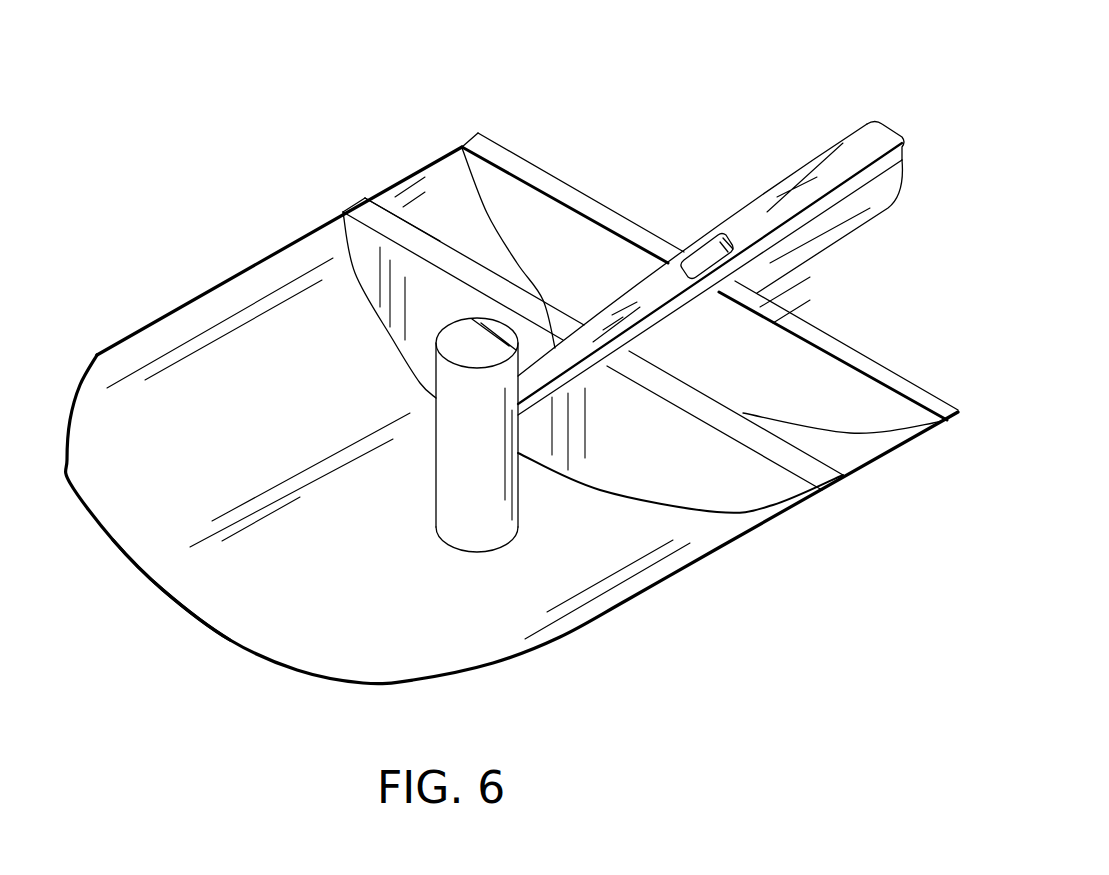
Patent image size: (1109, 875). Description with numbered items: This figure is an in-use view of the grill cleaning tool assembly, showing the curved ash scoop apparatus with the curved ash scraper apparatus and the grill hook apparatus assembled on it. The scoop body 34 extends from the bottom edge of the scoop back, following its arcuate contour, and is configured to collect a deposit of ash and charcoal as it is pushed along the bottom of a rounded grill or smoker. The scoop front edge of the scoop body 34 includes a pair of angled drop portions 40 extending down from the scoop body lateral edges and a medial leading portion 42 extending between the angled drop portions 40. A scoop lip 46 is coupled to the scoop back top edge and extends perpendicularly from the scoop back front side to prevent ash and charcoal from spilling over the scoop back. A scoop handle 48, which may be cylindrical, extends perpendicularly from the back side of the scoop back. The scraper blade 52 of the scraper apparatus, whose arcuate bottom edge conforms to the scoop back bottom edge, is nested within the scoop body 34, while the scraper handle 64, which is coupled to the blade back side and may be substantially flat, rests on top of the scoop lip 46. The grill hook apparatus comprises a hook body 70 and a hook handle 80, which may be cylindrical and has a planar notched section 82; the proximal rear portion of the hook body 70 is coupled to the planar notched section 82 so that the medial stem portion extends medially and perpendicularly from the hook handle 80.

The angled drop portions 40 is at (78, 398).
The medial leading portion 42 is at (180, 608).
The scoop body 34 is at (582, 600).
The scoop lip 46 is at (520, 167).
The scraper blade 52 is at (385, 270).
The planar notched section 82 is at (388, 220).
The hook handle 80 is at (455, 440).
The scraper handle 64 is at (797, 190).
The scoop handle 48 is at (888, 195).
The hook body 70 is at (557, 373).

____________________

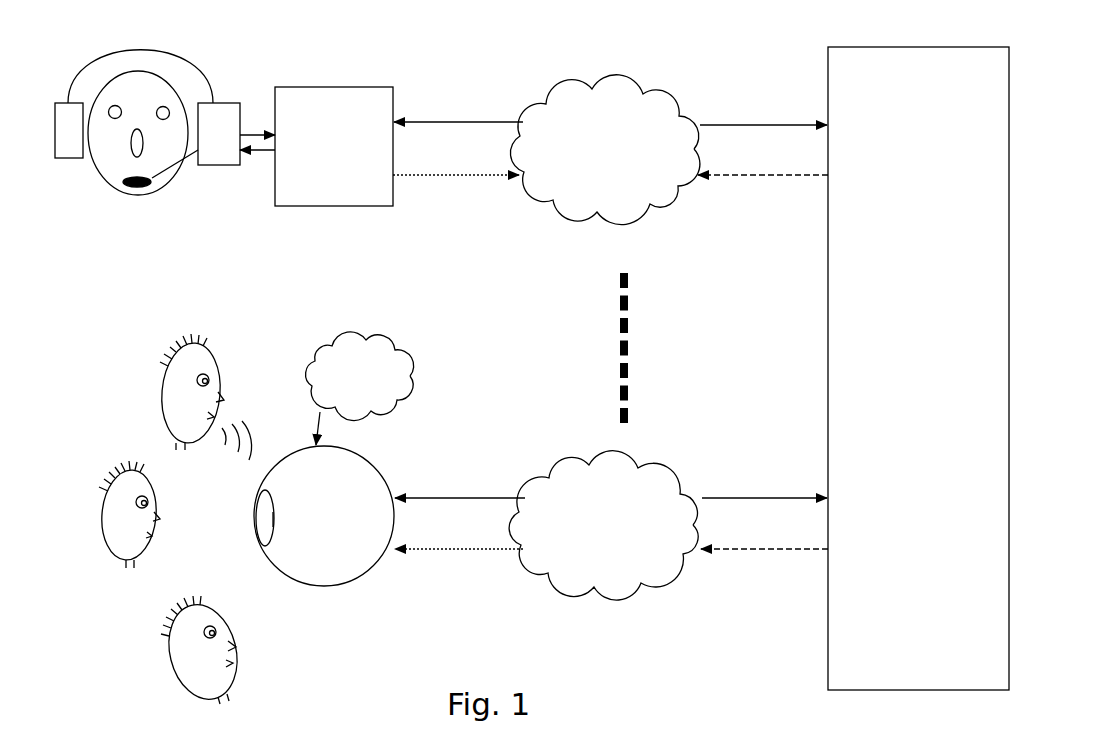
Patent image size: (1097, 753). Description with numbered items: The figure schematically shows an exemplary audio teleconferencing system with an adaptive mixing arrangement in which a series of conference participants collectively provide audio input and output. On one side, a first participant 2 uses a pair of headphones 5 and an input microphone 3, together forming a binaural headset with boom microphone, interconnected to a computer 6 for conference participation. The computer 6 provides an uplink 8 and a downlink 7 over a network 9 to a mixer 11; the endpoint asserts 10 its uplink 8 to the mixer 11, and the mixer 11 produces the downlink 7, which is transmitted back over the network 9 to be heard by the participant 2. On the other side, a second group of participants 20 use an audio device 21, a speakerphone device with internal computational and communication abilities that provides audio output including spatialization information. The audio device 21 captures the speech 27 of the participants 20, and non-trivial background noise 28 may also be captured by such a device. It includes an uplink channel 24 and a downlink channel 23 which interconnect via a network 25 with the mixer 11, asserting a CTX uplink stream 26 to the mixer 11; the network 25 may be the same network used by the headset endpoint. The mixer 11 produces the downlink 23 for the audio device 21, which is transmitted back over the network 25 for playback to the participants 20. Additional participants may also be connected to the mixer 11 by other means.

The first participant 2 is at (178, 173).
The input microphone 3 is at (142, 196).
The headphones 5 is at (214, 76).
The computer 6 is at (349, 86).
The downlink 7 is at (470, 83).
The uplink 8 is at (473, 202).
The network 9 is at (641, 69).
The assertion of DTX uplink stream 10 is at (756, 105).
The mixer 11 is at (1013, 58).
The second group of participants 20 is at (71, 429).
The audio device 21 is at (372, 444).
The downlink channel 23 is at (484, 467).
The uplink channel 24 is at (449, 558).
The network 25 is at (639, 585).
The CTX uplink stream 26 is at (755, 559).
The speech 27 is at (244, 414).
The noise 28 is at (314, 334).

____________________

EXERCISE TASK -
Copy out everything from the line containing "Patent image size: (1109, 875)." down to the line containing "The scraper handle 64 is at (797, 190).", with both of those lines included.

EXPECTED ANSWER -
Patent image size: (1109, 875). Description with numbered items: This figure is an in-use view of the grill cleaning tool assembly, showing the curved ash scoop apparatus with the curved ash scraper apparatus and the grill hook apparatus assembled on it. The scoop body 34 extends from the bottom edge of the scoop back, following its arcuate contour, and is configured to collect a deposit of ash and charcoal as it is pushed along the bottom of a rounded grill or smoker. The scoop front edge of the scoop body 34 includes a pair of angled drop portions 40 extending down from the scoop body lateral edges and a medial leading portion 42 extending between the angled drop portions 40. A scoop lip 46 is coupled to the scoop back top edge and extends perpendicularly from the scoop back front side to prevent ash and charcoal from spilling over the scoop back. A scoop handle 48, which may be cylindrical, extends perpendicularly from the back side of the scoop back. The scraper blade 52 of the scraper apparatus, whose arcuate bottom edge conforms to the scoop back bottom edge, is nested within the scoop body 34, while the scraper handle 64, which is coupled to the blade back side and may be substantially flat, rests on top of the scoop lip 46. The grill hook apparatus comprises a hook body 70 and a hook handle 80, which may be cylindrical and has a planar notched section 82; the proximal rear portion of the hook body 70 is coupled to the planar notched section 82 so that the medial stem portion extends medially and perpendicularly from the hook handle 80.

The angled drop portions 40 is at (78, 398).
The medial leading portion 42 is at (180, 608).
The scoop body 34 is at (582, 600).
The scoop lip 46 is at (520, 167).
The scraper blade 52 is at (385, 270).
The planar notched section 82 is at (388, 220).
The hook handle 80 is at (455, 440).
The scraper handle 64 is at (797, 190).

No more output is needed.